-- Begin Given records --
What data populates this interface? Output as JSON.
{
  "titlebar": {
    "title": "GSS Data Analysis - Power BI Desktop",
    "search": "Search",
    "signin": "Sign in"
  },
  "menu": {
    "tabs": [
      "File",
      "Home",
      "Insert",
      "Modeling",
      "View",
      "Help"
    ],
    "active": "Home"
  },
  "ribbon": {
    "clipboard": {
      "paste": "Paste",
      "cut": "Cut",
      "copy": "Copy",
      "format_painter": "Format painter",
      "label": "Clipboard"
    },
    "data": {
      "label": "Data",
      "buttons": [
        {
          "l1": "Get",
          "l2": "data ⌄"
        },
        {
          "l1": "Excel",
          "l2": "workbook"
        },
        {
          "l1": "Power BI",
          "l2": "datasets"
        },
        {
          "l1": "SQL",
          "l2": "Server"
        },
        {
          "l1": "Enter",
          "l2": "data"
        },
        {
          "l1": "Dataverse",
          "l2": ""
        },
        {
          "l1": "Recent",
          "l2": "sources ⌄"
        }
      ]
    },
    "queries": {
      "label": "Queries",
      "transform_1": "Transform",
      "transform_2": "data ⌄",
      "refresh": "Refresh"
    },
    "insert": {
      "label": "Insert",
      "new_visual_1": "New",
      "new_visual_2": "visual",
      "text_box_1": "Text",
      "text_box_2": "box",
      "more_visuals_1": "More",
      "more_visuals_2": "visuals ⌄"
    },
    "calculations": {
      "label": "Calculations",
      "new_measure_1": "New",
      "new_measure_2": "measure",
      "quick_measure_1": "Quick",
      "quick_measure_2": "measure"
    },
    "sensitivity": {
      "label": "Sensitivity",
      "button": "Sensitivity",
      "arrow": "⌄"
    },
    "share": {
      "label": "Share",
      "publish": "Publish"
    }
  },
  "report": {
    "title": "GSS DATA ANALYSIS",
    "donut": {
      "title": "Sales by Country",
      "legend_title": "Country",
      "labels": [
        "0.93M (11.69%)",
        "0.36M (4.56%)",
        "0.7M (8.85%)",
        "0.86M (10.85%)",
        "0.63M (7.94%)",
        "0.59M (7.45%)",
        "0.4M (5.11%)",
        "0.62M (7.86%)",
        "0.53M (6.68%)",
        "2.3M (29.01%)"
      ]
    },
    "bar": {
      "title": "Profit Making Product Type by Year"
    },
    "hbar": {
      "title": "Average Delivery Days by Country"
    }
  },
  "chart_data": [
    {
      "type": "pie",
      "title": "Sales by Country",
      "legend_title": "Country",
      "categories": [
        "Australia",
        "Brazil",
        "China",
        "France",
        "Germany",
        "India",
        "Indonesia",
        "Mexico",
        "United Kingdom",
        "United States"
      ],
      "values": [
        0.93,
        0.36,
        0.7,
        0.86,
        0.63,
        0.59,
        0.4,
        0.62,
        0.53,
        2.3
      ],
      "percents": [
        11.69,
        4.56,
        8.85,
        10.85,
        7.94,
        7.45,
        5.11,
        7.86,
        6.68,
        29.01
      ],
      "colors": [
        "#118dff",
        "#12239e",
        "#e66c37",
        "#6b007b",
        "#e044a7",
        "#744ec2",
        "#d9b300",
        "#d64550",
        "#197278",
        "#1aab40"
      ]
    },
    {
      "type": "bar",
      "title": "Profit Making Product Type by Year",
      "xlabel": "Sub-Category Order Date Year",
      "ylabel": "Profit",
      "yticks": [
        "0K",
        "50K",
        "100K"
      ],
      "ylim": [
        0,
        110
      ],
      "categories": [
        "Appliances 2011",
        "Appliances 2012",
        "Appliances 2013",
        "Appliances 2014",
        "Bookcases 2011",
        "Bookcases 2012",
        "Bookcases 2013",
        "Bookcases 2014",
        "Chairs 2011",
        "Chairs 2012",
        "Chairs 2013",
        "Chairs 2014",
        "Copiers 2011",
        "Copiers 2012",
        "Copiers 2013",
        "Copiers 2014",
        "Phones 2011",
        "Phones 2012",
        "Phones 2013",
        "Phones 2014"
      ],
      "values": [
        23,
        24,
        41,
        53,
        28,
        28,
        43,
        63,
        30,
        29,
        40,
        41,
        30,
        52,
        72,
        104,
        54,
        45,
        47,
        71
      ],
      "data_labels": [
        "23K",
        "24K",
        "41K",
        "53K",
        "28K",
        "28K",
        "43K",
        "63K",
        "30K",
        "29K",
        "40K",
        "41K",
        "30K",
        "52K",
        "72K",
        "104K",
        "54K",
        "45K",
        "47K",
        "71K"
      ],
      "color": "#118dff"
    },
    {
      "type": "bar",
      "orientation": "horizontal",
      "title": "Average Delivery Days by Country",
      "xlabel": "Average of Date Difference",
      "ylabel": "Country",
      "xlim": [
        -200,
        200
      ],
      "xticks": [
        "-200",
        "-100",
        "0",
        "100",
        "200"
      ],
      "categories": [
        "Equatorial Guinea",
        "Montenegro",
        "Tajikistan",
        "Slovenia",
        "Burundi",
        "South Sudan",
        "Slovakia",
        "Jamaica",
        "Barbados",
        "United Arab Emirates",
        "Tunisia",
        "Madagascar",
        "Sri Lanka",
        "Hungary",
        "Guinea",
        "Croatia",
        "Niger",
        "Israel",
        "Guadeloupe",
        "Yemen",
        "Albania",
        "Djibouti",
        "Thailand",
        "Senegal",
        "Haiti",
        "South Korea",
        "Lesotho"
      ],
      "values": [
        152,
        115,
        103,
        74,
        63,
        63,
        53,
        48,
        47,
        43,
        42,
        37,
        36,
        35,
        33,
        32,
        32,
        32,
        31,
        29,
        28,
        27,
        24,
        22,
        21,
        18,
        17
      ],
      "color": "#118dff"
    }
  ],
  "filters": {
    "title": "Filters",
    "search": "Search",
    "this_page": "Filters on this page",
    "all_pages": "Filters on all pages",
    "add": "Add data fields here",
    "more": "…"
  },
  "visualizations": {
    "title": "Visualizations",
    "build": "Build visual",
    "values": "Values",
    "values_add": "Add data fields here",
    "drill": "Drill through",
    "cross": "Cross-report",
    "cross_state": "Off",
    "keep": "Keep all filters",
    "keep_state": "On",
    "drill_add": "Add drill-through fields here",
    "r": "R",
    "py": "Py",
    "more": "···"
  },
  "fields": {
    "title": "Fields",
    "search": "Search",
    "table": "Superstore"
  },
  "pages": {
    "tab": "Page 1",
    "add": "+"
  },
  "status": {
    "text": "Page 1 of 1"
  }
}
-- End Given records --
*Work to do:*
Look through the entries above and list every line containing "Date".

*Task output:*
      "xlabel": "Sub-Category Order Date Year",
      "xlabel": "Average of Date Difference",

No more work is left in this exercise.